> [Exercise brief]:
Each line containing the word "this" should be found and copied.

> [Collected data]:
○ ○ ○ ○ ○

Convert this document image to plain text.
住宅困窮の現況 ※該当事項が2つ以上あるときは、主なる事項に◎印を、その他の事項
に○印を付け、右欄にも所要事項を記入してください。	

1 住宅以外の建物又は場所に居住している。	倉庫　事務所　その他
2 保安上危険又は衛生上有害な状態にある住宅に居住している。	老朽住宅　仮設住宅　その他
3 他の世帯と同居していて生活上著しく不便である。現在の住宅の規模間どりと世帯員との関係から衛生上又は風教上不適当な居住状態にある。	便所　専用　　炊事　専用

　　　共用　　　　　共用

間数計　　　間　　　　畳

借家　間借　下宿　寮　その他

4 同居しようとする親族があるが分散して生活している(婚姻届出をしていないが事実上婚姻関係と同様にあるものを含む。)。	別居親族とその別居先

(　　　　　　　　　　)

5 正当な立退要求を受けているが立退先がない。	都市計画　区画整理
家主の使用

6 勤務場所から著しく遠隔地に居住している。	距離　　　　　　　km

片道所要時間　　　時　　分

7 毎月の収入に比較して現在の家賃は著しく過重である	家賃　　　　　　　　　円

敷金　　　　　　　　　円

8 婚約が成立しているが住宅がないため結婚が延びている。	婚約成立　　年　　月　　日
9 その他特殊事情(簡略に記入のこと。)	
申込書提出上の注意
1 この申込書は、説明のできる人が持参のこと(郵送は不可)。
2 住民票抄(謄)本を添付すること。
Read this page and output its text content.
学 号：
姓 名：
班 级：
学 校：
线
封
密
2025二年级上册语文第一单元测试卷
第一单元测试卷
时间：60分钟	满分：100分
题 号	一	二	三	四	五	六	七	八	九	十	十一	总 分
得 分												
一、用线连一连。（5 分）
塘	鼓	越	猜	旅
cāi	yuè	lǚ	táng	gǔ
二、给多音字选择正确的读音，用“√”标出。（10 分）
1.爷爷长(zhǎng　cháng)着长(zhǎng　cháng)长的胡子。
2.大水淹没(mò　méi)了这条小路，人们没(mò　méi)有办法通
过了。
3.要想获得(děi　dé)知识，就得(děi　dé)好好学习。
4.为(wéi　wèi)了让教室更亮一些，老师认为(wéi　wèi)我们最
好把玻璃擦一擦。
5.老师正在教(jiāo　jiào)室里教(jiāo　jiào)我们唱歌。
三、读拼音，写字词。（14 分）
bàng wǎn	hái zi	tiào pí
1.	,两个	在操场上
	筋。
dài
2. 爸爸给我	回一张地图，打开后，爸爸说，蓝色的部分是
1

○ ○ ○ ○ ○

> [Reply to the task]:
Convert this document image to plain text.
Read this page and output its text content.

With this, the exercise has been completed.